* Tasks and exercises *
(1) Return the rows word for word, starting at the first line and going up to and including the line that contains "- text-line: καὶ τοῖς".
(2) Write the next part of the article on using Global Mapper for wind energy planning, picking up after its last sentence.

* Article *
Global Mapper for Wind Energy Development

3D models of wind turbines in the 3D Viewer in Global Mapper.

The development of a wind energy  project, big or small, is a complex process that considers several factors. From measuring the actual wind resources in an area to researching potential zoning and ordinance conflicts, it’s not a project that’s easily simplified. But in the beginning stages of planning, whether you’re considering bringing wind energy to your own property or to a larger community, creating a rough visualization of a wind project can be relatively easy.

In this blog entry, we explain the online resources and tools available through Global Mapper that can help estimate resources and terrain modifications, and create a visualization of the preliminary plans of a wind project. We’ll do this by simulating a simplified planning process for a wind farm to arrive at a 3D visualization.

Importing & Analyzing Online Data in Global Mapper

In the planning of an actual wind project, we would want to know the annual average wind energy potential of our property, any legal limitations, and so much more information before even beginning plans for development. But for this simple simulation, our purpose is to introduce how relevant data can be accessed, analyzed, and visualized in Global Mapper.

* Raw data *
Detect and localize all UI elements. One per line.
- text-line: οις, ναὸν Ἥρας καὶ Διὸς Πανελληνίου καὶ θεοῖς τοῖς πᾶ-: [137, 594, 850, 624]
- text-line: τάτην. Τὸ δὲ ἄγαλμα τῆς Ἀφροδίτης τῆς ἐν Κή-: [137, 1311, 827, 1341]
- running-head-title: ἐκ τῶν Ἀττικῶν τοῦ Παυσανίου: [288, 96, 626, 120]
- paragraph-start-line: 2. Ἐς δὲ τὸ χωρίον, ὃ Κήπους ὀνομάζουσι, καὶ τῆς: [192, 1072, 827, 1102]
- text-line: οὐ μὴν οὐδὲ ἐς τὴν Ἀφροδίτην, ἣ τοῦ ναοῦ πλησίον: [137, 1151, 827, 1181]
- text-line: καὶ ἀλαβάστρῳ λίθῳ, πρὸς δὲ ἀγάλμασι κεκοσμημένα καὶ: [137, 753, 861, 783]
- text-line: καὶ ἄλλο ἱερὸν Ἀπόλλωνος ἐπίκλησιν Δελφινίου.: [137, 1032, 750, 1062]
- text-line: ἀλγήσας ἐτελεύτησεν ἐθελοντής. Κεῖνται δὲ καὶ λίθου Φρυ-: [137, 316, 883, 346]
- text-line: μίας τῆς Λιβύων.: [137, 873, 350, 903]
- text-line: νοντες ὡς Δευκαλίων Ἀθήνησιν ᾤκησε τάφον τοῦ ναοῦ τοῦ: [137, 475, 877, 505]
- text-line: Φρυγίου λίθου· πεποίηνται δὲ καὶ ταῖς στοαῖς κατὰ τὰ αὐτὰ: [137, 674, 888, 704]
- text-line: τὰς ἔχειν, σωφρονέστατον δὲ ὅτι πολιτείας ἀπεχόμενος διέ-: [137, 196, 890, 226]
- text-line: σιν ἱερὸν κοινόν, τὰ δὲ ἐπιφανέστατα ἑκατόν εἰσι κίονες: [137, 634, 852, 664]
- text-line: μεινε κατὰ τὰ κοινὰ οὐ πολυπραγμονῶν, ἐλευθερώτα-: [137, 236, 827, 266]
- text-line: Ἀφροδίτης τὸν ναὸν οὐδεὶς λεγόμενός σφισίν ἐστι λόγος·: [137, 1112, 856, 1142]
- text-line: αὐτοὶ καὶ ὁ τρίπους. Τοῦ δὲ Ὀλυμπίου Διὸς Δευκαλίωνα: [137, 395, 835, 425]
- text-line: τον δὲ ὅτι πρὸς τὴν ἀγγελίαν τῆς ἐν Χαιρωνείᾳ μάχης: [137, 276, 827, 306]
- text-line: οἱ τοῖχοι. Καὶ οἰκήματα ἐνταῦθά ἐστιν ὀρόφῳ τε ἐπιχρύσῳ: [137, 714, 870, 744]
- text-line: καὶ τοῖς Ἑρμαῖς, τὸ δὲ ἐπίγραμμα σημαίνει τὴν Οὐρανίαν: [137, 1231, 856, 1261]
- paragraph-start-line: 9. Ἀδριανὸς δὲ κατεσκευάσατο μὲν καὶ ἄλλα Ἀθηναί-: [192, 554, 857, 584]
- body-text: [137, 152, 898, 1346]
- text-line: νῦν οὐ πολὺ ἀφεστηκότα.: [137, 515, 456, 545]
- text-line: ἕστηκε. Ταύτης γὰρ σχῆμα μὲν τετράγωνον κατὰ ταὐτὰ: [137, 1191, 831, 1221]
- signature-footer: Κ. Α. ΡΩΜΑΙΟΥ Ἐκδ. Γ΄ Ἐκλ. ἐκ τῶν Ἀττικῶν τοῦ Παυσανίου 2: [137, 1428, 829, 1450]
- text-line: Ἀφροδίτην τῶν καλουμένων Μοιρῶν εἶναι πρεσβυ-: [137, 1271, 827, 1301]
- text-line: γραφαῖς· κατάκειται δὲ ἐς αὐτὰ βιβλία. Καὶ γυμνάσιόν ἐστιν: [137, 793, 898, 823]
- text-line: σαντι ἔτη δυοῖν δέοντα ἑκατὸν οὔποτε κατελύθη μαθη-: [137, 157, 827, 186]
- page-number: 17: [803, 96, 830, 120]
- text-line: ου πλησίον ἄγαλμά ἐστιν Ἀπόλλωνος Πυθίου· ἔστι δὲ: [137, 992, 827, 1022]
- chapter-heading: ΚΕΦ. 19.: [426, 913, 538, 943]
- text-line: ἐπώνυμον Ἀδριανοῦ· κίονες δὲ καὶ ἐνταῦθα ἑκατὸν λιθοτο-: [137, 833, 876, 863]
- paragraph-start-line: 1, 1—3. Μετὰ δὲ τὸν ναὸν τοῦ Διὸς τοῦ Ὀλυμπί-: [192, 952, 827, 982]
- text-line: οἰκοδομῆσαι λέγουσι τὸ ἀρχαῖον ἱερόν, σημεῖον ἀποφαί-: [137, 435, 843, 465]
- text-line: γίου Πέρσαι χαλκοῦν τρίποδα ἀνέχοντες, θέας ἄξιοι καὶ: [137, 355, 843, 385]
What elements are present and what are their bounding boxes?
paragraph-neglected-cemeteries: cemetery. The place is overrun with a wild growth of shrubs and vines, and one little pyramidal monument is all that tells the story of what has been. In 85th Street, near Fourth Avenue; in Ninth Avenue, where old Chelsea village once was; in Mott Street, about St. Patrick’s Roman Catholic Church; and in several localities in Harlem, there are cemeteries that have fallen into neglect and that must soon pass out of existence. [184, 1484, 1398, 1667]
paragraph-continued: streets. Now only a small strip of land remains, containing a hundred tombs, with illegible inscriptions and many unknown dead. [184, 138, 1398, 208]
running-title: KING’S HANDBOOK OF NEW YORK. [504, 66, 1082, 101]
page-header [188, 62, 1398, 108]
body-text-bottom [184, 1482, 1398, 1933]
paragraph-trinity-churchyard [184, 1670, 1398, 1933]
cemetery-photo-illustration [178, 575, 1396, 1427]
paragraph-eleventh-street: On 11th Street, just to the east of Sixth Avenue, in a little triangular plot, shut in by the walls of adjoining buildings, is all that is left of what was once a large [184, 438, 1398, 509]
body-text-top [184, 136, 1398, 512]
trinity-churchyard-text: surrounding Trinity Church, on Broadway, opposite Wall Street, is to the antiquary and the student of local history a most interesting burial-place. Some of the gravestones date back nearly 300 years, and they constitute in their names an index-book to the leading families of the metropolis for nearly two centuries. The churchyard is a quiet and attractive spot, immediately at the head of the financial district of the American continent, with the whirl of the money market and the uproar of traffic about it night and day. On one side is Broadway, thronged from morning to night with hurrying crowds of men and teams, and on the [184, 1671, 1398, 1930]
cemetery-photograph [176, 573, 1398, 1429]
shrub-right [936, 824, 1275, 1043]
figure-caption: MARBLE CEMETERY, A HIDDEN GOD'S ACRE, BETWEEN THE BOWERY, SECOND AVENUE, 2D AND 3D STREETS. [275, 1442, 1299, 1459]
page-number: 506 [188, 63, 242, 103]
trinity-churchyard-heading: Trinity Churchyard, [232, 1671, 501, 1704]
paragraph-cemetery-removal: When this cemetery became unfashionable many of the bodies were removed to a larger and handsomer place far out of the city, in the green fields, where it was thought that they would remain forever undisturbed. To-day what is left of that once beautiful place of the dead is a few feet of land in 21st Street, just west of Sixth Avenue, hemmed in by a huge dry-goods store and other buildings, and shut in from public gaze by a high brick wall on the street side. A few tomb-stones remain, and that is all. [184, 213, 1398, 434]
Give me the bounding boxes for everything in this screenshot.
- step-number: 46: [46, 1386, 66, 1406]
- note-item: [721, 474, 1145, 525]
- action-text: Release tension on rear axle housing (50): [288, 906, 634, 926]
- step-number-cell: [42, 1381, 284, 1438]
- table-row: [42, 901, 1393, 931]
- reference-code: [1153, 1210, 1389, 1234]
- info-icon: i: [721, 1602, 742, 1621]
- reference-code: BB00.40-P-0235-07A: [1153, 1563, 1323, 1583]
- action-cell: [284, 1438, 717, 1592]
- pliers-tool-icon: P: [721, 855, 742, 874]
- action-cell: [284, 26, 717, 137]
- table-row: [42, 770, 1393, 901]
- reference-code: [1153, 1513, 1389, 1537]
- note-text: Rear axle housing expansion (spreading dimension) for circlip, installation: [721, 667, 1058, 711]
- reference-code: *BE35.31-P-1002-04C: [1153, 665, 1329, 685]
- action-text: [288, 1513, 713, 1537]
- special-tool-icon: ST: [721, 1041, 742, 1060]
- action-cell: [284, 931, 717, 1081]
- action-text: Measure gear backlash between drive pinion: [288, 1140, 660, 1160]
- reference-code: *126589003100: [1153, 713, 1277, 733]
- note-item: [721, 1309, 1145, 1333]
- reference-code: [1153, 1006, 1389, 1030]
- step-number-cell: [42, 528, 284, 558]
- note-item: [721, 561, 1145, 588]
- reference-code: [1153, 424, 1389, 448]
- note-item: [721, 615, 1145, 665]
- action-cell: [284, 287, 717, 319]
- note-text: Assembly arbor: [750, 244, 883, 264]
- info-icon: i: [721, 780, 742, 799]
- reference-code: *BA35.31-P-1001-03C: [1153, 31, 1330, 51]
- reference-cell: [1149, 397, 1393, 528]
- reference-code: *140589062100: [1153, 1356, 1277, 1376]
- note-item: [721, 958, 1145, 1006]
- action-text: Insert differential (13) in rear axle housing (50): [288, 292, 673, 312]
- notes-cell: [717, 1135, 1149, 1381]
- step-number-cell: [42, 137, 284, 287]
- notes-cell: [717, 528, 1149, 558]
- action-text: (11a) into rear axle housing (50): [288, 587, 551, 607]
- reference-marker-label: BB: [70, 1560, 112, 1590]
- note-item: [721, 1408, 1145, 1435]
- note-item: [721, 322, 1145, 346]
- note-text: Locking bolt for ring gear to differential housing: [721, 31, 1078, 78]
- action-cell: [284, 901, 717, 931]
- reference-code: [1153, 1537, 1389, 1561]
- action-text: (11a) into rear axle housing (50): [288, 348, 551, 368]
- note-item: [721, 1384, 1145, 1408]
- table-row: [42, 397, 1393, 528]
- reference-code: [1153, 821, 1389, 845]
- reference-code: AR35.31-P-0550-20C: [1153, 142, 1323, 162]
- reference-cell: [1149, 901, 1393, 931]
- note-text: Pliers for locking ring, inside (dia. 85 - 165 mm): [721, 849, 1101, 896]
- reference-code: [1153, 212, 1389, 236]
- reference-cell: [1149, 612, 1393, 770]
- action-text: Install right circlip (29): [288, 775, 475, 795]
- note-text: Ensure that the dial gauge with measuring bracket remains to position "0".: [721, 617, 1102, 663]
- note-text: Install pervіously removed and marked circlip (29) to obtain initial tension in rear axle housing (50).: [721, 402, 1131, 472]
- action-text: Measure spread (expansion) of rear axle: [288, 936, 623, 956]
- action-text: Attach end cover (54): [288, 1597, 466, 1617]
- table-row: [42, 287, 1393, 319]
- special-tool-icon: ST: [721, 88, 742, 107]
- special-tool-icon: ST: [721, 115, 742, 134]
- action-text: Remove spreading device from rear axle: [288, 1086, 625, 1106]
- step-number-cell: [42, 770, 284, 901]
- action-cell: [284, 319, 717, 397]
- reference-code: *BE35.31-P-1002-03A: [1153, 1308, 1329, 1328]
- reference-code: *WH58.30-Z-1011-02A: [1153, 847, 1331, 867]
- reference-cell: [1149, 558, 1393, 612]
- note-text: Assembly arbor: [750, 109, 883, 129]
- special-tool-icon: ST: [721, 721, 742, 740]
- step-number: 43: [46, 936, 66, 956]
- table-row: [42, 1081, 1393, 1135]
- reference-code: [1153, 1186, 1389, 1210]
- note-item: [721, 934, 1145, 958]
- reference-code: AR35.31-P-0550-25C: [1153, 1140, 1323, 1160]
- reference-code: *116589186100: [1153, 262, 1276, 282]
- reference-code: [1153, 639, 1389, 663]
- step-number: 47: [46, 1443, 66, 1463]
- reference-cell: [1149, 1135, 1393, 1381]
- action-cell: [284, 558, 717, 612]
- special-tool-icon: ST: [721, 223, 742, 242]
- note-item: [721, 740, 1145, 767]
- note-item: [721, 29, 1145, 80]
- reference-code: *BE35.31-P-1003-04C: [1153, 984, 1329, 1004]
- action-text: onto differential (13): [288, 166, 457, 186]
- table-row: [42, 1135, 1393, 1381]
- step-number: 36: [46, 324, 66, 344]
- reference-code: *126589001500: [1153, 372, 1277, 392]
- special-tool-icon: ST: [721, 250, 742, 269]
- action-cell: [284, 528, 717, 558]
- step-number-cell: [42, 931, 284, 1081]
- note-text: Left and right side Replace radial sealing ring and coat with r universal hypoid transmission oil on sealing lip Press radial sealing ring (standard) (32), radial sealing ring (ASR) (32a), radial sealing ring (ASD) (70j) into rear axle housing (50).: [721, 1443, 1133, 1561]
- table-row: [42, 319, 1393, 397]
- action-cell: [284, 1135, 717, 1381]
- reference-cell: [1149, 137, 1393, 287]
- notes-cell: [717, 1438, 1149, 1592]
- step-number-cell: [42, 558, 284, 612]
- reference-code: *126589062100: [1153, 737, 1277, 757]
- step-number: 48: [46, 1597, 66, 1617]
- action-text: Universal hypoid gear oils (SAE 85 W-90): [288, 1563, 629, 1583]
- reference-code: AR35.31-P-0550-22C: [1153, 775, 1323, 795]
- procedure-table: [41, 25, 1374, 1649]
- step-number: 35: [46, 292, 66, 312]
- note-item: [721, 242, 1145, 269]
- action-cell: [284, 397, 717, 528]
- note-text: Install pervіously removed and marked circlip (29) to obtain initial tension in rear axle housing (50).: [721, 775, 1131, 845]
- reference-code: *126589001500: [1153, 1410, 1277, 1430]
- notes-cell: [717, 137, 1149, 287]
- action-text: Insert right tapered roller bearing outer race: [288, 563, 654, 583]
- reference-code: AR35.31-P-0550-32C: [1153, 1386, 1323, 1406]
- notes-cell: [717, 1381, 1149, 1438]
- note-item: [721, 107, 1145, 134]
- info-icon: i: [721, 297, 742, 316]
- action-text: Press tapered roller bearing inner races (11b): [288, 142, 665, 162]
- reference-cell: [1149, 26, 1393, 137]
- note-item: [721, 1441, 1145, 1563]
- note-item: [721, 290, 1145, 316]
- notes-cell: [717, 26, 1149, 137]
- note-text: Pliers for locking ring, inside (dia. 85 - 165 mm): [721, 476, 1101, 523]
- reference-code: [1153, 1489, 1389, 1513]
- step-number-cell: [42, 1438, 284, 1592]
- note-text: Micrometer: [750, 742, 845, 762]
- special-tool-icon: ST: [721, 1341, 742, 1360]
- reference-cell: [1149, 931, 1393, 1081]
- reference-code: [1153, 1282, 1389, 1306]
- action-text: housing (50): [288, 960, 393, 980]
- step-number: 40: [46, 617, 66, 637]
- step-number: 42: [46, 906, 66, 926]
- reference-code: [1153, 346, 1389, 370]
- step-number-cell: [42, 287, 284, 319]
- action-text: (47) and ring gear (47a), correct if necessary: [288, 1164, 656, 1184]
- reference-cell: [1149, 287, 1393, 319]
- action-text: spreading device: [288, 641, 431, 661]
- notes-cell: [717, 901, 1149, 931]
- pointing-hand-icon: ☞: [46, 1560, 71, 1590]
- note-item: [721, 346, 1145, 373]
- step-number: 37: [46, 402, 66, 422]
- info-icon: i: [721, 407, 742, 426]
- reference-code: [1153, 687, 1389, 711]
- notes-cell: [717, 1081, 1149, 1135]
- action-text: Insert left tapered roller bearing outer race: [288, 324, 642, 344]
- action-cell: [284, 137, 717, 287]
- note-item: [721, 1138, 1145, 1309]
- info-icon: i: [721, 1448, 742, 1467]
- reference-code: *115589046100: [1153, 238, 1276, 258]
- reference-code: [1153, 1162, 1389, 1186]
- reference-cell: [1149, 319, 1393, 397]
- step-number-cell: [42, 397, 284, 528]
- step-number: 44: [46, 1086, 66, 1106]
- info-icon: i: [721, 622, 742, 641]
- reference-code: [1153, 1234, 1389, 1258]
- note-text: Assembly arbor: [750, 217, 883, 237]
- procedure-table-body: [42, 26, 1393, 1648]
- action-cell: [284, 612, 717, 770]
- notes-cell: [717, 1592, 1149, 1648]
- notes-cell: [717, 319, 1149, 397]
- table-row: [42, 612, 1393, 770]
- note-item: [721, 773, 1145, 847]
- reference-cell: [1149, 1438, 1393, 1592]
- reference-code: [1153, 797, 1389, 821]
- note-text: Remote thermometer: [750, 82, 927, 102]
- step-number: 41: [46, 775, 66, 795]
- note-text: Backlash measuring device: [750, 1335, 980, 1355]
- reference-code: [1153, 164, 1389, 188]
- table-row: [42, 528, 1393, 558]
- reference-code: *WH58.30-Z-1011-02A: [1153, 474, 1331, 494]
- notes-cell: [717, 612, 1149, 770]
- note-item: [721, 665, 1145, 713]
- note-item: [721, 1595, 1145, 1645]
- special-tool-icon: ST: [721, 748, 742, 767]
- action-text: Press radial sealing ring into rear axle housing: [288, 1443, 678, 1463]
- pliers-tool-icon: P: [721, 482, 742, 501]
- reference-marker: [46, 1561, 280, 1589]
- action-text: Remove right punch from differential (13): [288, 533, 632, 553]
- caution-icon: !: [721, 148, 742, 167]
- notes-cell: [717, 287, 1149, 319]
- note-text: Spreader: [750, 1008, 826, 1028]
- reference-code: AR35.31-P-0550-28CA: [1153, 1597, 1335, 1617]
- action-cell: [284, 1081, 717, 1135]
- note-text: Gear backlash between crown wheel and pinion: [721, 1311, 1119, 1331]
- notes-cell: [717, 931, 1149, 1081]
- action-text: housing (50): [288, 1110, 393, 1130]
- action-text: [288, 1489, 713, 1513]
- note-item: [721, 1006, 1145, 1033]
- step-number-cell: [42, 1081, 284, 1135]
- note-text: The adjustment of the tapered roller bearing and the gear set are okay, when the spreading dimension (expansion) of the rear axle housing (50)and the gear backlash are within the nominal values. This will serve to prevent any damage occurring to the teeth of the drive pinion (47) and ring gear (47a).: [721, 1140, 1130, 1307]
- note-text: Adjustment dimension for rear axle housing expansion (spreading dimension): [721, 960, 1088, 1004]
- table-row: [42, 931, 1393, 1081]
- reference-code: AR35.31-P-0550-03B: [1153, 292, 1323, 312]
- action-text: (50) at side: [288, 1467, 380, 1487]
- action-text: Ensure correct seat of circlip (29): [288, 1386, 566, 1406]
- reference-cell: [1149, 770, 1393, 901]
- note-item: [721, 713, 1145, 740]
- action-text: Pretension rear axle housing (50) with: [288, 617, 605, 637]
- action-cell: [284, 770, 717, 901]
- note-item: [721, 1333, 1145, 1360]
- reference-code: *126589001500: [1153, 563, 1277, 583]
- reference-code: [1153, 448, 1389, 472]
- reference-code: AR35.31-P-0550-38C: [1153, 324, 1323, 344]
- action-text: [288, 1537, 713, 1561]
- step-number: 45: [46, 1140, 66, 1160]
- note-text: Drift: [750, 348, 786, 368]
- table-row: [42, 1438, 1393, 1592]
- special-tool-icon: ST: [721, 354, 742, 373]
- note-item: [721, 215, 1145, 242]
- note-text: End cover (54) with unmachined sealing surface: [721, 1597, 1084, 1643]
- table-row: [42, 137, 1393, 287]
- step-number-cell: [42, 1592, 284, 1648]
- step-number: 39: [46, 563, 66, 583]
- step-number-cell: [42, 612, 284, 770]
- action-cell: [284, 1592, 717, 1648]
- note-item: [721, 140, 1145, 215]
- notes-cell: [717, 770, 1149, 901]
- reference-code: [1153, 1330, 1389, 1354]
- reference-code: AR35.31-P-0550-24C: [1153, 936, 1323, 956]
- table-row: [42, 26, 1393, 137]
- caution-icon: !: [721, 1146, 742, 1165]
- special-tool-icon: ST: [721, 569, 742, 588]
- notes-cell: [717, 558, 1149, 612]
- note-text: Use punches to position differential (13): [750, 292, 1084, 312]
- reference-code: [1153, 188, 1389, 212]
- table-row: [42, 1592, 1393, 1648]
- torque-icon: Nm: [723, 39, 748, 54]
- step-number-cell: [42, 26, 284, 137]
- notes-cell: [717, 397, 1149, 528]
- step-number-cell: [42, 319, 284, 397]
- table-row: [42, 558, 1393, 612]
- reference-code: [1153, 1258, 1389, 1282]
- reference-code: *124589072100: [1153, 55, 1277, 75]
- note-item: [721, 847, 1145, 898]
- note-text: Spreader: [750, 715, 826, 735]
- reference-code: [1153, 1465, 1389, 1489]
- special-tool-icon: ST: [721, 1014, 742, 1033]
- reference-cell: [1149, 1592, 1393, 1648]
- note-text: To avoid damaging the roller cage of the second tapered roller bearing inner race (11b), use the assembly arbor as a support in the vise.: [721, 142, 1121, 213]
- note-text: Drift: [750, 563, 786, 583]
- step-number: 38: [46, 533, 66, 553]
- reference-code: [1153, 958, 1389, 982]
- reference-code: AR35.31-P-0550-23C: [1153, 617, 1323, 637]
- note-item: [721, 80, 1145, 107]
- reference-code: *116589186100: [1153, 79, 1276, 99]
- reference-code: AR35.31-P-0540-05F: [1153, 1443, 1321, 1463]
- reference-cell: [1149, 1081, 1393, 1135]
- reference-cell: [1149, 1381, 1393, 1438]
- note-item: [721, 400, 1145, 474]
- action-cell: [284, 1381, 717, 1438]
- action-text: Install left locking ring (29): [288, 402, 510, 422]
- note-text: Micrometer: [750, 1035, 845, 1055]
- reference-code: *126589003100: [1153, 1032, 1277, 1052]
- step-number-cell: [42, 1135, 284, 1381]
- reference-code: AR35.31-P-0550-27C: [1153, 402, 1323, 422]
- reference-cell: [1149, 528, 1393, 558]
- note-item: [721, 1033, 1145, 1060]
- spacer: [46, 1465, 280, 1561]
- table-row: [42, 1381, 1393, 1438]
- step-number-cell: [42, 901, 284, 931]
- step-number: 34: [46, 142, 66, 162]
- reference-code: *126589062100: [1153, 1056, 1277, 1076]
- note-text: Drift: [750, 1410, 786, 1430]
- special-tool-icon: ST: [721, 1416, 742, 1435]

* Written responses *
(1)
Detect and localize all UI elements. One per line.
- text-line: οις, ναὸν Ἥρας καὶ Διὸς Πανελληνίου καὶ θεοῖς τοῖς πᾶ-: [137, 594, 850, 624]
- text-line: τάτην. Τὸ δὲ ἄγαλμα τῆς Ἀφροδίτης τῆς ἐν Κή-: [137, 1311, 827, 1341]
- running-head-title: ἐκ τῶν Ἀττικῶν τοῦ Παυσανίου: [288, 96, 626, 120]
- paragraph-start-line: 2. Ἐς δὲ τὸ χωρίον, ὃ Κήπους ὀνομάζουσι, καὶ τῆς: [192, 1072, 827, 1102]
- text-line: οὐ μὴν οὐδὲ ἐς τὴν Ἀφροδίτην, ἣ τοῦ ναοῦ πλησίον: [137, 1151, 827, 1181]
- text-line: καὶ ἀλαβάστρῳ λίθῳ, πρὸς δὲ ἀγάλμασι κεκοσμημένα καὶ: [137, 753, 861, 783]
- text-line: καὶ ἄλλο ἱερὸν Ἀπόλλωνος ἐπίκλησιν Δελφινίου.: [137, 1032, 750, 1062]
- text-line: ἀλγήσας ἐτελεύτησεν ἐθελοντής. Κεῖνται δὲ καὶ λίθου Φρυ-: [137, 316, 883, 346]
- text-line: μίας τῆς Λιβύων.: [137, 873, 350, 903]
- text-line: νοντες ὡς Δευκαλίων Ἀθήνησιν ᾤκησε τάφον τοῦ ναοῦ τοῦ: [137, 475, 877, 505]
- text-line: Φρυγίου λίθου· πεποίηνται δὲ καὶ ταῖς στοαῖς κατὰ τὰ αὐτὰ: [137, 674, 888, 704]
- text-line: τὰς ἔχειν, σωφρονέστατον δὲ ὅτι πολιτείας ἀπεχόμενος διέ-: [137, 196, 890, 226]
- text-line: σιν ἱερὸν κοινόν, τὰ δὲ ἐπιφανέστατα ἑκατόν εἰσι κίονες: [137, 634, 852, 664]
- text-line: μεινε κατὰ τὰ κοινὰ οὐ πολυπραγμονῶν, ἐλευθερώτα-: [137, 236, 827, 266]
- text-line: Ἀφροδίτης τὸν ναὸν οὐδεὶς λεγόμενός σφισίν ἐστι λόγος·: [137, 1112, 856, 1142]
- text-line: αὐτοὶ καὶ ὁ τρίπους. Τοῦ δὲ Ὀλυμπίου Διὸς Δευκαλίωνα: [137, 395, 835, 425]
- text-line: τον δὲ ὅτι πρὸς τὴν ἀγγελίαν τῆς ἐν Χαιρωνείᾳ μάχης: [137, 276, 827, 306]
- text-line: οἱ τοῖχοι. Καὶ οἰκήματα ἐνταῦθά ἐστιν ὀρόφῳ τε ἐπιχρύσῳ: [137, 714, 870, 744]
- text-line: καὶ τοῖς Ἑρμαῖς, τὸ δὲ ἐπίγραμμα σημαίνει τὴν Οὐρανίαν: [137, 1231, 856, 1261]

(2)
One online source that we are using is the National Renewable Energy Lab, which is a federally owned and contractor-operated facility that provides data and maps for energy-focused purposes. The data set we are downloading shows the wind energy potential of areas across the state of Maine on a relative scale ranging from values of 0 to 7, with 7 representing the greatest potential.

Running a Simple Query to Target Specific Attribute Values

If we determine the required value for our wind farm plans, we can build a query that targets those specific areas that match our requirement. For instance, if we wanted to find areas that are greater than or equal to the value of 6, we can run a simple query to find those areas within this data set. We can also use the Info tool to explore the wind energy potential of properties within an area.

NREL data
The freely available raw data downloaded directly from the NREL website. By either running a simple query or using the Infor tool, polygons can be selected in this data to explore their attributes.

Applying Color to Visualize Patterns in Data

Another way we can visualize the distribution and range of values in this data set is by applying a color scheme. As we can see, this visualization makes it easy to target those areas of maximum wind potential. If we wanted, we can add a legend to our map to further illustrate what values the colors actually represent. But in this instance, we are interested in visualizing which areas have the highest potential.

Colorized data
NREL data with colors applied, allowing for a more immediate understanding of the range of values in the data set.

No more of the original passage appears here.